==== RECORDS FOR PROCESSING

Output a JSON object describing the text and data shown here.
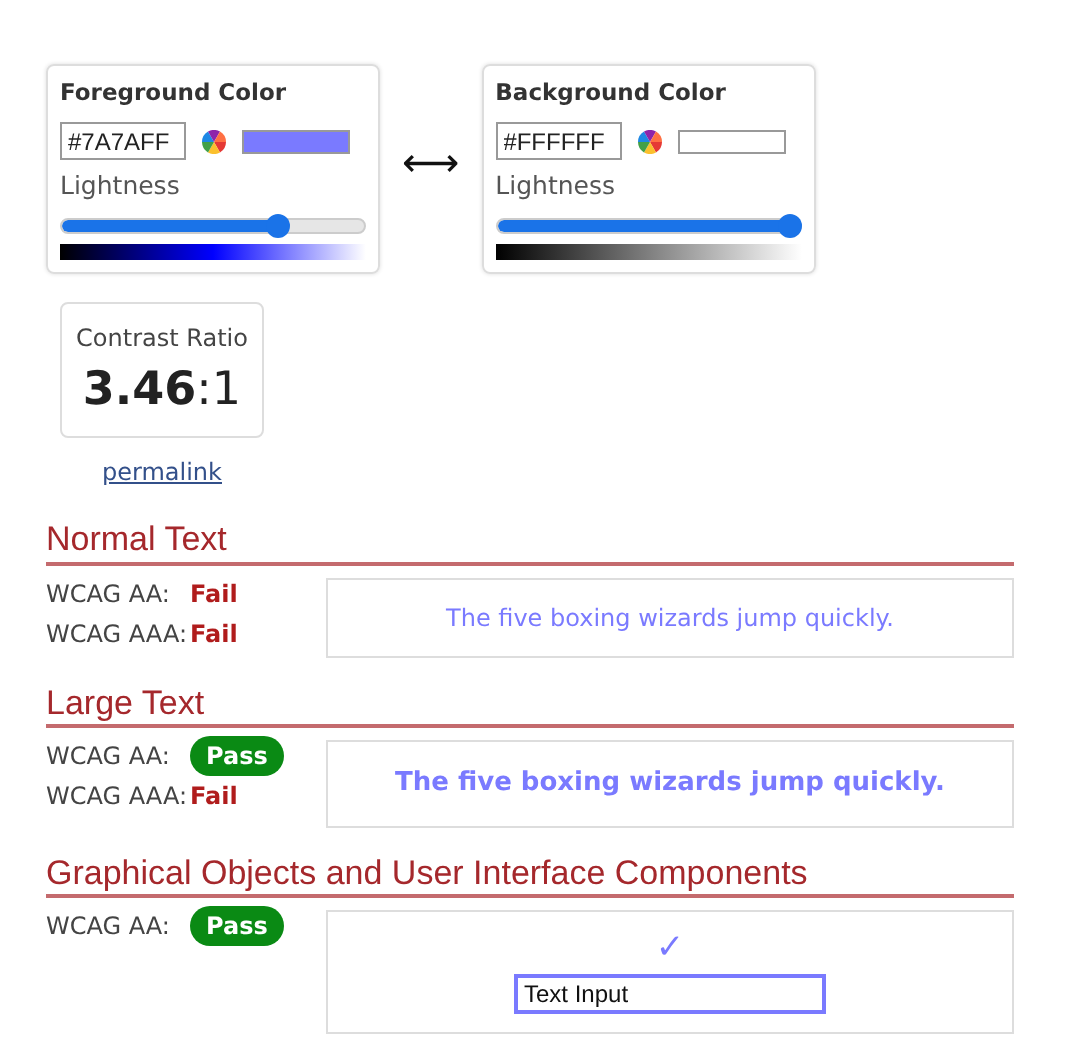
{
  "color_panels": [
    {
      "title": "Foreground Color",
      "hex": "#7A7AFF",
      "color": "#7a7aff",
      "lightness_label": "Lightness",
      "level": 0.73
    },
    {
      "title": "Background Color",
      "hex": "#FFFFFF",
      "color": "#ffffff",
      "lightness_label": "Lightness",
      "level": 1.0
    }
  ],
  "swap_symbol": "⟷",
  "contrast": {
    "label": "Contrast Ratio",
    "ratio": "3.46",
    "suffix": ":1"
  },
  "permalink": "permalink",
  "sections": [
    {
      "title": "Normal Text",
      "kind": "normal",
      "results": [
        {
          "label": "WCAG AA:",
          "result": "Fail",
          "pass": false
        },
        {
          "label": "WCAG AAA:",
          "result": "Fail",
          "pass": false
        }
      ],
      "sample": "The five boxing wizards jump quickly."
    },
    {
      "title": "Large Text",
      "kind": "large",
      "results": [
        {
          "label": "WCAG AA:",
          "result": "Pass",
          "pass": true
        },
        {
          "label": "WCAG AAA:",
          "result": "Fail",
          "pass": false
        }
      ],
      "sample": "The five boxing wizards jump quickly."
    },
    {
      "title": "Graphical Objects and User Interface Components",
      "kind": "ui",
      "results": [
        {
          "label": "WCAG AA:",
          "result": "Pass",
          "pass": true
        }
      ],
      "check": "✓",
      "input_value": "Text Input"
    }
  ]
}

========

Your task is to retype all the entries exactly and leave out any pictures.

Output a JSON object describing the text and data shown here.
{
  "color_panels": [
    {
      "title": "Foreground Color",
      "hex": "#7A7AFF",
      "color": "#7a7aff",
      "lightness_label": "Lightness",
      "level": 0.73
    },
    {
      "title": "Background Color",
      "hex": "#FFFFFF",
      "color": "#ffffff",
      "lightness_label": "Lightness",
      "level": 1.0
    }
  ],
  "swap_symbol": "⟷",
  "contrast": {
    "label": "Contrast Ratio",
    "ratio": "3.46",
    "suffix": ":1"
  },
  "permalink": "permalink",
  "sections": [
    {
      "title": "Normal Text",
      "kind": "normal",
      "results": [
        {
          "label": "WCAG AA:",
          "result": "Fail",
          "pass": false
        },
        {
          "label": "WCAG AAA:",
          "result": "Fail",
          "pass": false
        }
      ],
      "sample": "The five boxing wizards jump quickly."
    },
    {
      "title": "Large Text",
      "kind": "large",
      "results": [
        {
          "label": "WCAG AA:",
          "result": "Pass",
          "pass": true
        },
        {
          "label": "WCAG AAA:",
          "result": "Fail",
          "pass": false
        }
      ],
      "sample": "The five boxing wizards jump quickly."
    },
    {
      "title": "Graphical Objects and User Interface Components",
      "kind": "ui",
      "results": [
        {
          "label": "WCAG AA:",
          "result": "Pass",
          "pass": true
        }
      ],
      "check": "✓",
      "input_value": "Text Input"
    }
  ]
}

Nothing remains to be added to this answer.